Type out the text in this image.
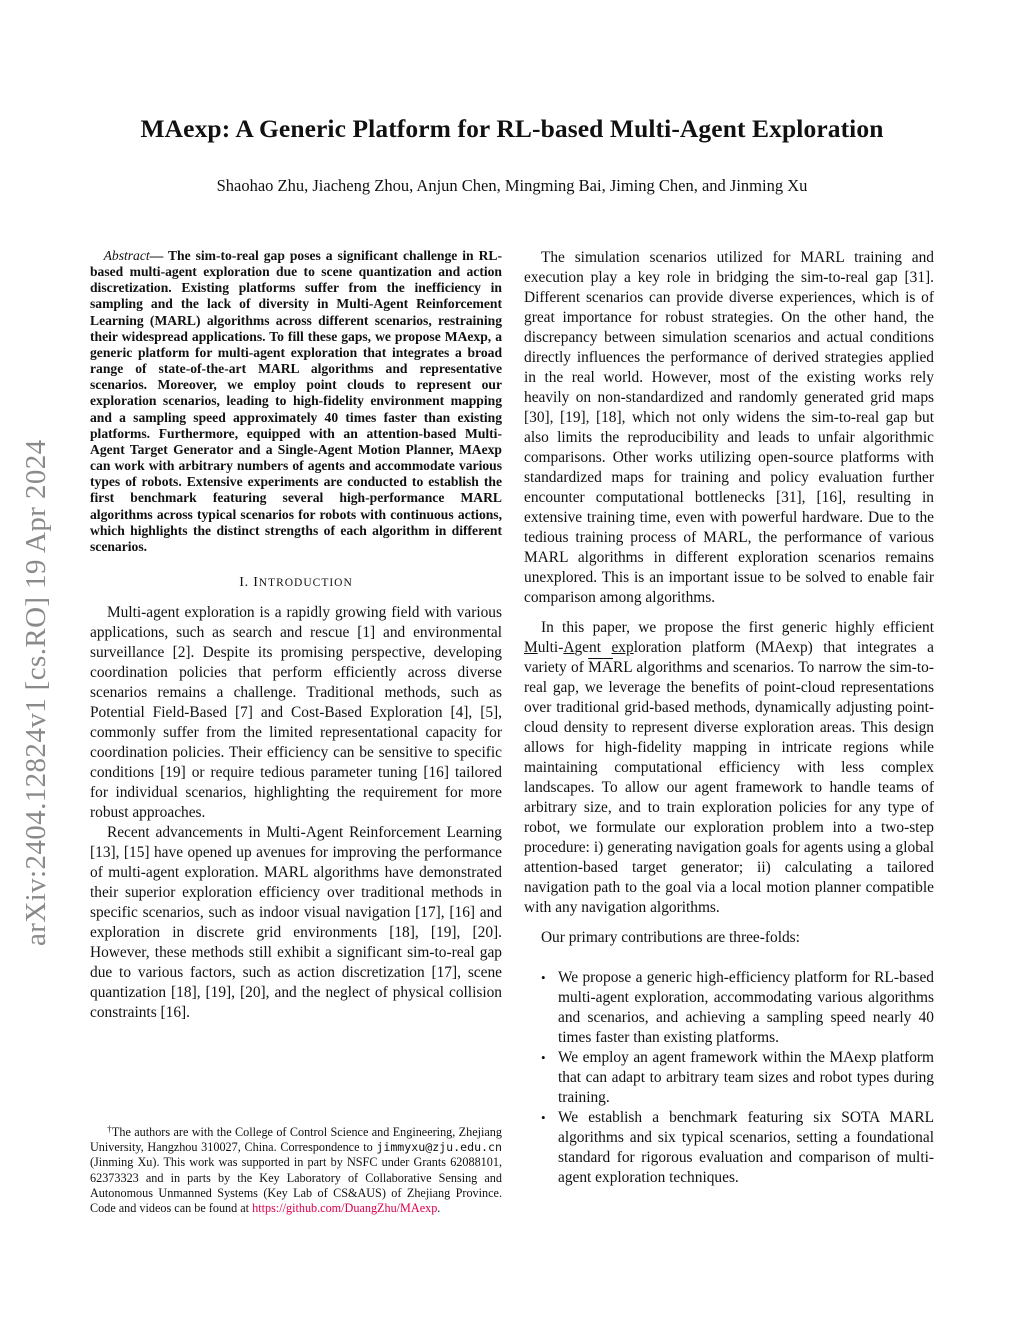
arXiv:2404.12824v1 [cs.RO] 19 Apr 2024
MAexp: A Generic Platform for RL-based Multi-Agent Exploration
Shaohao Zhu, Jiacheng Zhou, Anjun Chen, Mingming Bai, Jiming Chen, and Jinming Xu

Abstract— The sim-to-real gap poses a significant challenge in RL-based multi-agent exploration due to scene quantization and action discretization. Existing platforms suffer from the inefficiency in sampling and the lack of diversity in Multi-Agent Reinforcement Learning (MARL) algorithms across different scenarios, restraining their widespread applications. To fill these gaps, we propose MAexp, a generic platform for multi-agent exploration that integrates a broad range of state-of-the-art MARL algorithms and representative scenarios. Moreover, we employ point clouds to represent our exploration scenarios, leading to high-fidelity environment mapping and a sampling speed approximately 40 times faster than existing platforms. Furthermore, equipped with an attention-based Multi-Agent Target Generator and a Single-Agent Motion Planner, MAexp can work with arbitrary numbers of agents and accommodate various types of robots. Extensive experiments are conducted to establish the first benchmark featuring several high-performance MARL algorithms across typical scenarios for robots with continuous actions, which highlights the distinct strengths of each algorithm in different scenarios.

I. INTRODUCTION

Multi-agent exploration is a rapidly growing field with various applications, such as search and rescue [1] and environmental surveillance [2]. Despite its promising perspective, developing coordination policies that perform efficiently across diverse scenarios remains a challenge. Traditional methods, such as Potential Field-Based [7] and Cost-Based Exploration [4], [5], commonly suffer from the limited representational capacity for coordination policies. Their efficiency can be sensitive to specific conditions [19] or require tedious parameter tuning [16] tailored for individual scenarios, highlighting the requirement for more robust approaches.

Recent advancements in Multi-Agent Reinforcement Learning [13], [15] have opened up avenues for improving the performance of multi-agent exploration. MARL algorithms have demonstrated their superior exploration efficiency over traditional methods in specific scenarios, such as indoor visual navigation [17], [16] and exploration in discrete grid environments [18], [19], [20]. However, these methods still exhibit a significant sim-to-real gap due to various factors, such as action discretization [17], scene quantization [18], [19], [20], and the neglect of physical collision constraints [16].

†The authors are with the College of Control Science and Engineering, Zhejiang University, Hangzhou 310027, China. Correspondence to jimmyxu@zju.edu.cn (Jinming Xu). This work was supported in part by NSFC under Grants 62088101, 62373323 and in parts by the Key Laboratory of Collaborative Sensing and Autonomous Unmanned Systems (Key Lab of CS&AUS) of Zhejiang Province. Code and videos can be found at https://github.com/DuangZhu/MAexp.

The simulation scenarios utilized for MARL training and execution play a key role in bridging the sim-to-real gap [31]. Different scenarios can provide diverse experiences, which is of great importance for robust strategies. On the other hand, the discrepancy between simulation scenarios and actual conditions directly influences the performance of derived strategies applied in the real world. However, most of the existing works rely heavily on non-standardized and randomly generated grid maps [30], [19], [18], which not only widens the sim-to-real gap but also limits the reproducibility and leads to unfair algorithmic comparisons. Other works utilizing open-source platforms with standardized maps for training and policy evaluation further encounter computational bottlenecks [31], [16], resulting in extensive training time, even with powerful hardware. Due to the tedious training process of MARL, the performance of various MARL algorithms in different exploration scenarios remains unexplored. This is an important issue to be solved to enable fair comparison among algorithms.

In this paper, we propose the first generic highly efficient Multi-Agent exploration platform (MAexp) that integrates a variety of $\overline{MA}RL$ algorithms and scenarios. To narrow the sim-to-real gap, we leverage the benefits of point-cloud representations over traditional grid-based methods, dynamically adjusting point-cloud density to represent diverse exploration areas. This design allows for high-fidelity mapping in intricate regions while maintaining computational efficiency with less complex landscapes. To allow our agent framework to handle teams of arbitrary size, and to train exploration policies for any type of robot, we formulate our exploration problem into a two-step procedure: i) generating navigation goals for agents using a global attention-based target generator; ii) calculating a tailored navigation path to the goal via a local motion planner compatible with any navigation algorithms.

Our primary contributions are three-folds:

• We propose a generic high-efficiency platform for RL-based multi-agent exploration, accommodating various algorithms and scenarios, and achieving a sampling speed nearly 40 times faster than existing platforms.
• We employ an agent framework within the MAexp platform that can adapt to arbitrary team sizes and robot types during training.
• We establish a benchmark featuring six SOTA MARL algorithms and six typical scenarios, setting a foundational standard for rigorous evaluation and comparison of multi-agent exploration techniques.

Goal of the exercise: Copy the records exactly. Skip the pictures.

Exercise response:
Type out the text in this image.
arXiv:2404.12824v1 [cs.RO] 19 Apr 2024
MAexp: A Generic Platform for RL-based Multi-Agent Exploration
Shaohao Zhu, Jiacheng Zhou, Anjun Chen, Mingming Bai, Jiming Chen, and Jinming Xu

Abstract— The sim-to-real gap poses a significant challenge in RL-based multi-agent exploration due to scene quantization and action discretization. Existing platforms suffer from the inefficiency in sampling and the lack of diversity in Multi-Agent Reinforcement Learning (MARL) algorithms across different scenarios, restraining their widespread applications. To fill these gaps, we propose MAexp, a generic platform for multi-agent exploration that integrates a broad range of state-of-the-art MARL algorithms and representative scenarios. Moreover, we employ point clouds to represent our exploration scenarios, leading to high-fidelity environment mapping and a sampling speed approximately 40 times faster than existing platforms. Furthermore, equipped with an attention-based Multi-Agent Target Generator and a Single-Agent Motion Planner, MAexp can work with arbitrary numbers of agents and accommodate various types of robots. Extensive experiments are conducted to establish the first benchmark featuring several high-performance MARL algorithms across typical scenarios for robots with continuous actions, which highlights the distinct strengths of each algorithm in different scenarios.

I. INTRODUCTION

Multi-agent exploration is a rapidly growing field with various applications, such as search and rescue [1] and environmental surveillance [2]. Despite its promising perspective, developing coordination policies that perform efficiently across diverse scenarios remains a challenge. Traditional methods, such as Potential Field-Based [7] and Cost-Based Exploration [4], [5], commonly suffer from the limited representational capacity for coordination policies. Their efficiency can be sensitive to specific conditions [19] or require tedious parameter tuning [16] tailored for individual scenarios, highlighting the requirement for more robust approaches.

Recent advancements in Multi-Agent Reinforcement Learning [13], [15] have opened up avenues for improving the performance of multi-agent exploration. MARL algorithms have demonstrated their superior exploration efficiency over traditional methods in specific scenarios, such as indoor visual navigation [17], [16] and exploration in discrete grid environments [18], [19], [20]. However, these methods still exhibit a significant sim-to-real gap due to various factors, such as action discretization [17], scene quantization [18], [19], [20], and the neglect of physical collision constraints [16].

†The authors are with the College of Control Science and Engineering, Zhejiang University, Hangzhou 310027, China. Correspondence to jimmyxu@zju.edu.cn (Jinming Xu). This work was supported in part by NSFC under Grants 62088101, 62373323 and in parts by the Key Laboratory of Collaborative Sensing and Autonomous Unmanned Systems (Key Lab of CS&AUS) of Zhejiang Province. Code and videos can be found at https://github.com/DuangZhu/MAexp.

The simulation scenarios utilized for MARL training and execution play a key role in bridging the sim-to-real gap [31]. Different scenarios can provide diverse experiences, which is of great importance for robust strategies. On the other hand, the discrepancy between simulation scenarios and actual conditions directly influences the performance of derived strategies applied in the real world. However, most of the existing works rely heavily on non-standardized and randomly generated grid maps [30], [19], [18], which not only widens the sim-to-real gap but also limits the reproducibility and leads to unfair algorithmic comparisons. Other works utilizing open-source platforms with standardized maps for training and policy evaluation further encounter computational bottlenecks [31], [16], resulting in extensive training time, even with powerful hardware. Due to the tedious training process of MARL, the performance of various MARL algorithms in different exploration scenarios remains unexplored. This is an important issue to be solved to enable fair comparison among algorithms.

In this paper, we propose the first generic highly efficient Multi-Agent exploration platform (MAexp) that integrates a variety of $\overline{MA}RL$ algorithms and scenarios. To narrow the sim-to-real gap, we leverage the benefits of point-cloud representations over traditional grid-based methods, dynamically adjusting point-cloud density to represent diverse exploration areas. This design allows for high-fidelity mapping in intricate regions while maintaining computational efficiency with less complex landscapes. To allow our agent framework to handle teams of arbitrary size, and to train exploration policies for any type of robot, we formulate our exploration problem into a two-step procedure: i) generating navigation goals for agents using a global attention-based target generator; ii) calculating a tailored navigation path to the goal via a local motion planner compatible with any navigation algorithms.

Our primary contributions are three-folds:

• We propose a generic high-efficiency platform for RL-based multi-agent exploration, accommodating various algorithms and scenarios, and achieving a sampling speed nearly 40 times faster than existing platforms.
• We employ an agent framework within the MAexp platform that can adapt to arbitrary team sizes and robot types during training.
• We establish a benchmark featuring six SOTA MARL algorithms and six typical scenarios, setting a foundational standard for rigorous evaluation and comparison of multi-agent exploration techniques.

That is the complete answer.